[Dataset excerpt]
● ● ●
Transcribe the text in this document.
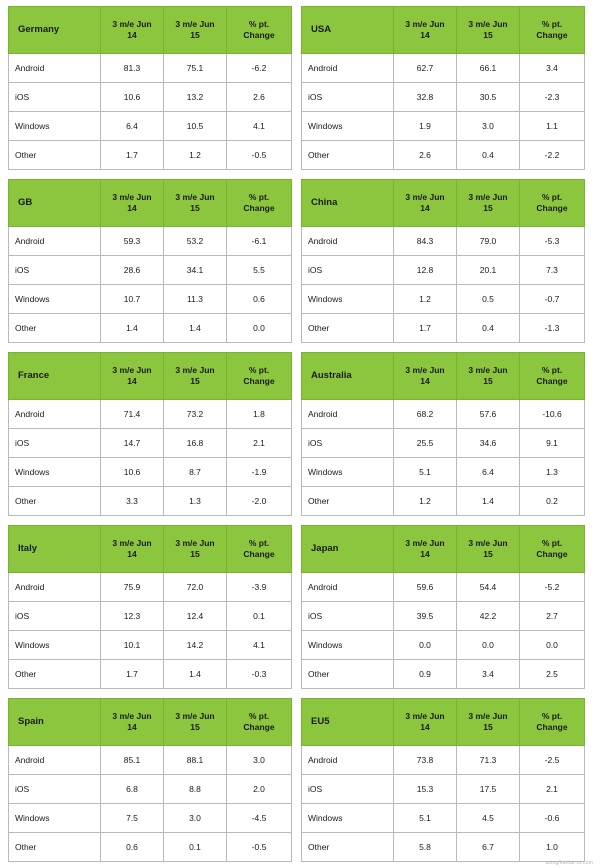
Germany	3 m/e Jun 14	3 m/e Jun 15	% pt. Change
Android	81.3	75.1	-6.2
iOS	10.6	13.2	2.6
Windows	6.4	10.5	4.1
Other	1.7	1.2	-0.5
GB	3 m/e Jun 14	3 m/e Jun 15	% pt. Change
Android	59.3	53.2	-6.1
iOS	28.6	34.1	5.5
Windows	10.7	11.3	0.6
Other	1.4	1.4	0.0
France	3 m/e Jun 14	3 m/e Jun 15	% pt. Change
Android	71.4	73.2	1.8
iOS	14.7	16.8	2.1
Windows	10.6	8.7	-1.9
Other	3.3	1.3	-2.0
Italy	3 m/e Jun 14	3 m/e Jun 15	% pt. Change
Android	75.9	72.0	-3.9
iOS	12.3	12.4	0.1
Windows	10.1	14.2	4.1
Other	1.7	1.4	-0.3
Spain	3 m/e Jun 14	3 m/e Jun 15	% pt. Change
Android	85.1	88.1	3.0
iOS	6.8	8.8	2.0
Windows	7.5	3.0	-4.5
Other	0.6	0.1	-0.5
USA	3 m/e Jun 14	3 m/e Jun 15	% pt. Change
Android	62.7	66.1	3.4
iOS	32.8	30.5	-2.3
Windows	1.9	3.0	1.1
Other	2.6	0.4	-2.2
China	3 m/e Jun 14	3 m/e Jun 15	% pt. Change
Android	84.3	79.0	-5.3
iOS	12.8	20.1	7.3
Windows	1.2	0.5	-0.7
Other	1.7	0.4	-1.3
Australia	3 m/e Jun 14	3 m/e Jun 15	% pt. Change
Android	68.2	57.6	-10.6
iOS	25.5	34.6	9.1
Windows	5.1	6.4	1.3
Other	1.2	1.4	0.2
Japan	3 m/e Jun 14	3 m/e Jun 15	% pt. Change
Android	59.6	54.4	-5.2
iOS	39.5	42.2	2.7
Windows	0.0	0.0	0.0
Other	0.9	3.4	2.5
EU5	3 m/e Jun 14	3 m/e Jun 15	% pt. Change
Android	73.8	71.3	-2.5
iOS	15.3	17.5	2.1
Windows	5.1	4.5	-0.6
Other	5.8	6.7	1.0
using/kantar-oi.com
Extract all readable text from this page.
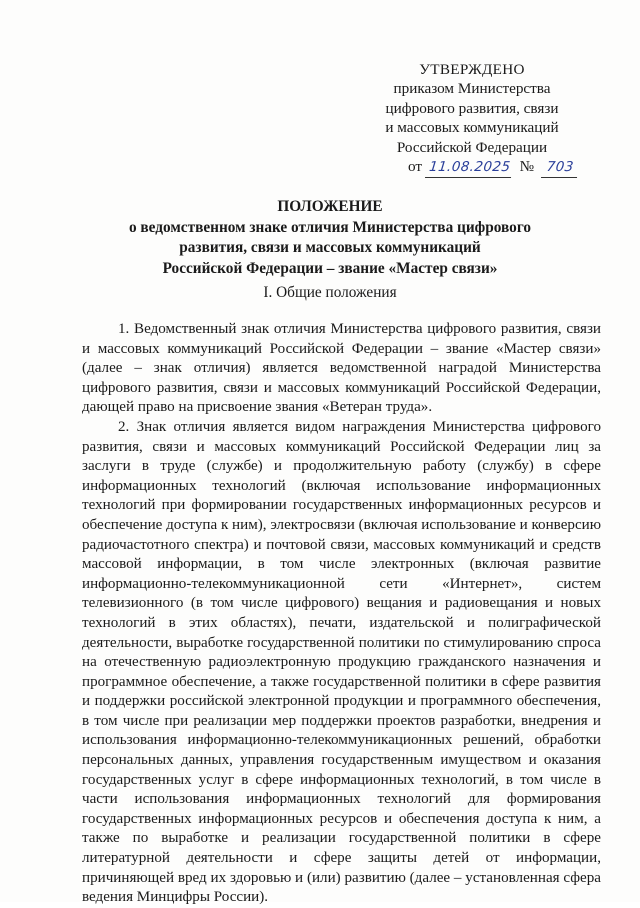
УТВЕРЖДЕНО
приказом Министерства
цифрового развития, связи
и массовых коммуникаций
Российской Федерации
от 11.08.2025 № 703
ПОЛОЖЕНИЕ
о ведомственном знаке отличия Министерства цифрового
развития, связи и массовых коммуникаций
Российской Федерации – звание «Мастер связи»
I. Общие положения

1. Ведомственный знак отличия Министерства цифрового развития, связи и массовых коммуникаций Российской Федерации – звание «Мастер связи» (далее – знак отличия) является ведомственной наградой Министерства цифрового развития, связи и массовых коммуникаций Российской Федерации, дающей право на присвоение звания «Ветеран труда».

2. Знак отличия является видом награждения Министерства цифрового развития, связи и массовых коммуникаций Российской Федерации лиц за заслуги в труде (службе) и продолжительную работу (службу) в сфере информационных технологий (включая использование информационных технологий при формировании государственных информационных ресурсов и обеспечение доступа к ним), электросвязи (включая использование и конверсию радиочастотного спектра) и почтовой связи, массовых коммуникаций и средств массовой информации, в том числе электронных (включая развитие информационно-телекоммуникационной сети «Интернет», систем телевизионного (в том числе цифрового) вещания и радиовещания и новых технологий в этих областях), печати, издательской и полиграфической деятельности, выработке государственной политики по стимулированию спроса на отечественную радиоэлектронную продукцию гражданского назначения и программное обеспечение, а также государственной политики в сфере развития и поддержки российской электронной продукции и программного обеспечения, в том числе при реализации мер поддержки проектов разработки, внедрения и использования информационно-телекоммуникационных решений, обработки персональных данных, управления государственным имуществом и оказания государственных услуг в сфере информационных технологий, в том числе в части использования информационных технологий для формирования государственных информационных ресурсов и обеспечения доступа к ним, а также по выработке и реализации государственной политики в сфере литературной деятельности и сфере защиты детей от информации, причиняющей вред их здоровью и (или) развитию (далее – установленная сфера ведения Минцифры России).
● ● ●
Looking at the listing above, how many of its lines contain the string "Windows"? Give the number alone.

10